__What to do__:
Comb through the entries for "biểu" and pull out each line that holds it.
^^^^
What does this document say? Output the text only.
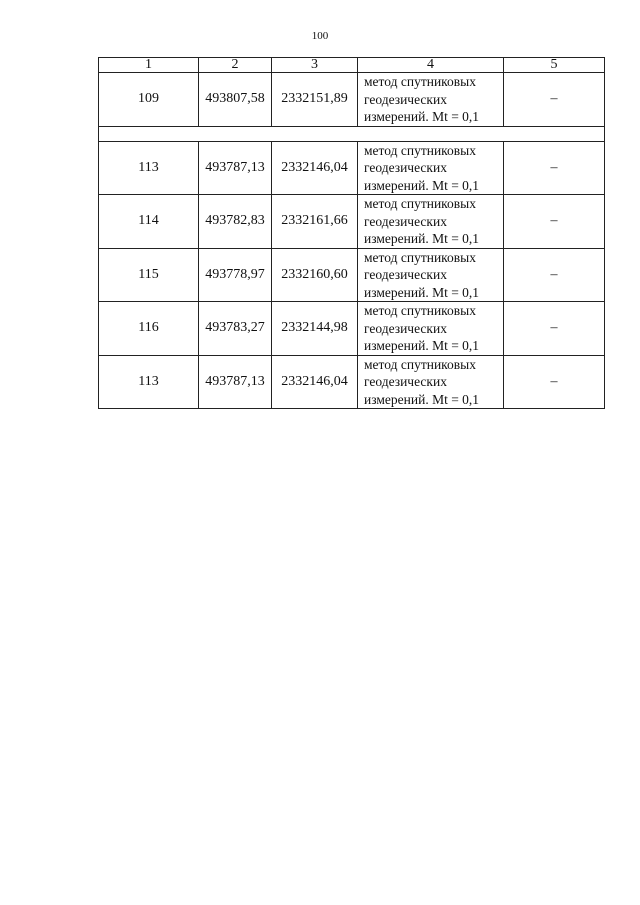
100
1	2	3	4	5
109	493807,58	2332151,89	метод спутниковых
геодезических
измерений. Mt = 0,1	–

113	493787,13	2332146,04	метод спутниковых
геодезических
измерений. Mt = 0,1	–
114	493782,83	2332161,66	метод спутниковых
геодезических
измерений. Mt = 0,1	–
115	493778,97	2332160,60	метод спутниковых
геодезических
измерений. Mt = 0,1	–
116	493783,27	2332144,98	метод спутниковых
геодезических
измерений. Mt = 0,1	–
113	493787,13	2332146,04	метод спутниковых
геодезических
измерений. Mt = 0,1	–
^^^^
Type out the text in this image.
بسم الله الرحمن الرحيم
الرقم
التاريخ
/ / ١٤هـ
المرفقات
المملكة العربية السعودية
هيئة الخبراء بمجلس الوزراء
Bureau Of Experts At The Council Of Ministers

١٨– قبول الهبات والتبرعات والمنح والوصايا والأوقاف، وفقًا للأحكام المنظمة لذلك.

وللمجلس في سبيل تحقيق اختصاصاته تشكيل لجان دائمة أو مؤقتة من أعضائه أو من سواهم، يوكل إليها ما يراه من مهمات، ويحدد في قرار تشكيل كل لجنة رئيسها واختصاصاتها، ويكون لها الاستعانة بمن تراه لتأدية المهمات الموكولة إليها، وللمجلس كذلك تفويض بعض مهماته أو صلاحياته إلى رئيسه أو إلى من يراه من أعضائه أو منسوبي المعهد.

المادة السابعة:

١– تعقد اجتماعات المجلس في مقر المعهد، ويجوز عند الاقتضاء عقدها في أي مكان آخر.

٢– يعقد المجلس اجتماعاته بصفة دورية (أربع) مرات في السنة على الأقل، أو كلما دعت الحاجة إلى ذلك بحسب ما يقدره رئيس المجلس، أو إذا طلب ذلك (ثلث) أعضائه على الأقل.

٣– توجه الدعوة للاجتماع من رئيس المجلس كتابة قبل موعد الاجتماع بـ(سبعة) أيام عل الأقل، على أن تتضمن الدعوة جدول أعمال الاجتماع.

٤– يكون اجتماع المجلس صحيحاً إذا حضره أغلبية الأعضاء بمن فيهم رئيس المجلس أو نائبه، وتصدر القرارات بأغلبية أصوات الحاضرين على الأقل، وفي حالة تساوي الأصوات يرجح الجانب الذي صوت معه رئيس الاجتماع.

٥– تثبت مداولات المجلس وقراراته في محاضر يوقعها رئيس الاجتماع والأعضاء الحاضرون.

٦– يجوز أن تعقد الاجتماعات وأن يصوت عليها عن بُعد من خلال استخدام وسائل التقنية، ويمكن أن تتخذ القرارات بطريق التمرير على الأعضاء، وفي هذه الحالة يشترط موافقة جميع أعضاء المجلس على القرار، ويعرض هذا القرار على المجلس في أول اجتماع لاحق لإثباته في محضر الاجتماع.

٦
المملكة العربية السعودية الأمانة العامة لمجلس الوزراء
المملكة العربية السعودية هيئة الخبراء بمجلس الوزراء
^^^^
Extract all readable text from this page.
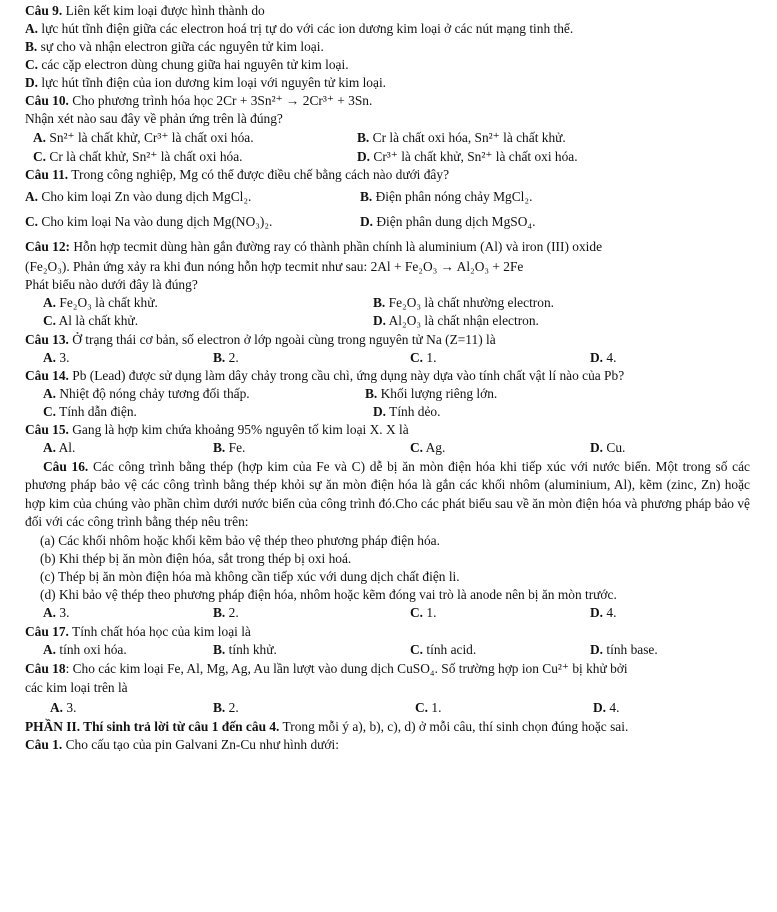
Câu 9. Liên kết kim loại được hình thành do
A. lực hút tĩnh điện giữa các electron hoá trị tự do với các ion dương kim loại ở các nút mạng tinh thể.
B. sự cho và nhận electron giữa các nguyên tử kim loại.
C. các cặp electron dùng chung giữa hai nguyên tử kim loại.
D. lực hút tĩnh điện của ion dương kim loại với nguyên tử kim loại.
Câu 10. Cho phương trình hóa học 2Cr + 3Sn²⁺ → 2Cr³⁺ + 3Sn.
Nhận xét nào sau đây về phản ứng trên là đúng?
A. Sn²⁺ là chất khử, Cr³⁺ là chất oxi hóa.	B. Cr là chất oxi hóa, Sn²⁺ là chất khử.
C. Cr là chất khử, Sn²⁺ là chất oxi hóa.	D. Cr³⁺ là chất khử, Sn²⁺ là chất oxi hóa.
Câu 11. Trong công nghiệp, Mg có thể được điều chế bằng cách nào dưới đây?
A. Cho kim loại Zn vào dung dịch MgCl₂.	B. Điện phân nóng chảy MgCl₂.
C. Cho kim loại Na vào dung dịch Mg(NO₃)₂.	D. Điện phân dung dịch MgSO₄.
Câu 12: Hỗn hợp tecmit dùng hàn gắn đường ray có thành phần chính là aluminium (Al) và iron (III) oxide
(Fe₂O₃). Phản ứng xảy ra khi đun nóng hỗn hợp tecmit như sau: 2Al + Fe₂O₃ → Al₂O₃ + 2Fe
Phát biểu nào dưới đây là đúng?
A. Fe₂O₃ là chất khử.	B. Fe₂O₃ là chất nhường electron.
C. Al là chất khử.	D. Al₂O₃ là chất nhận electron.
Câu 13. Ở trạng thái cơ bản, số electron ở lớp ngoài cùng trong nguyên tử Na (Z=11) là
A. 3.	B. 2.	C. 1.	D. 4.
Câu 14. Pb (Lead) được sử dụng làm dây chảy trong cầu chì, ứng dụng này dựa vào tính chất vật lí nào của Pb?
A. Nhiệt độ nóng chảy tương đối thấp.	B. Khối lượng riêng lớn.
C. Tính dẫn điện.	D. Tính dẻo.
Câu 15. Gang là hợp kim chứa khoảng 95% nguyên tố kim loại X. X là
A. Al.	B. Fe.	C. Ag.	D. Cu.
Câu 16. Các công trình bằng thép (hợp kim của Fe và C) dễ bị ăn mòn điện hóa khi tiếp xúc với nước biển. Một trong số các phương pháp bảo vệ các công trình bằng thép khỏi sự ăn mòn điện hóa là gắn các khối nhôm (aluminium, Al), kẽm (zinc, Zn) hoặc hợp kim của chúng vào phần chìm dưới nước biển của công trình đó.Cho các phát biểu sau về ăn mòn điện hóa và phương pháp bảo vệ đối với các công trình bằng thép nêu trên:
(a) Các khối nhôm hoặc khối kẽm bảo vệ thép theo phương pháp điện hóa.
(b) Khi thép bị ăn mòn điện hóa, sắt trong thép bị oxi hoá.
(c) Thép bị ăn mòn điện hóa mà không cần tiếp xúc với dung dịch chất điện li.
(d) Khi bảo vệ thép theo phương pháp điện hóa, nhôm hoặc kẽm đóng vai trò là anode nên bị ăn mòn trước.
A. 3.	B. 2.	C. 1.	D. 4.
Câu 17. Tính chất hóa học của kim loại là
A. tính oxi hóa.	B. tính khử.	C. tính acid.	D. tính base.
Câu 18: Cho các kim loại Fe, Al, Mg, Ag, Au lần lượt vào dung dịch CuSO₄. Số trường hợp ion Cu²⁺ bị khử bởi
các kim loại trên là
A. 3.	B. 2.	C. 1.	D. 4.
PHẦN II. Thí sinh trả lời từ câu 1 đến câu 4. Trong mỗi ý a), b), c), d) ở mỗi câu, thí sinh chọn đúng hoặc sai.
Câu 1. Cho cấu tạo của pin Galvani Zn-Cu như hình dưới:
^^^^
__Expected answer__:
Phát biểu nào dưới đây là đúng?
Câu 16. Các công trình bằng thép (hợp kim của Fe và C) dễ bị ăn mòn điện hóa khi tiếp xúc với nước biển. Một trong số các phương pháp bảo vệ các công trình bằng thép khỏi sự ăn mòn điện hóa là gắn các khối nhôm (aluminium, Al), kẽm (zinc, Zn) hoặc hợp kim của chúng vào phần chìm dưới nước biển của công trình đó.Cho các phát biểu sau về ăn mòn điện hóa và phương pháp bảo vệ đối với các công trình bằng thép nêu trên:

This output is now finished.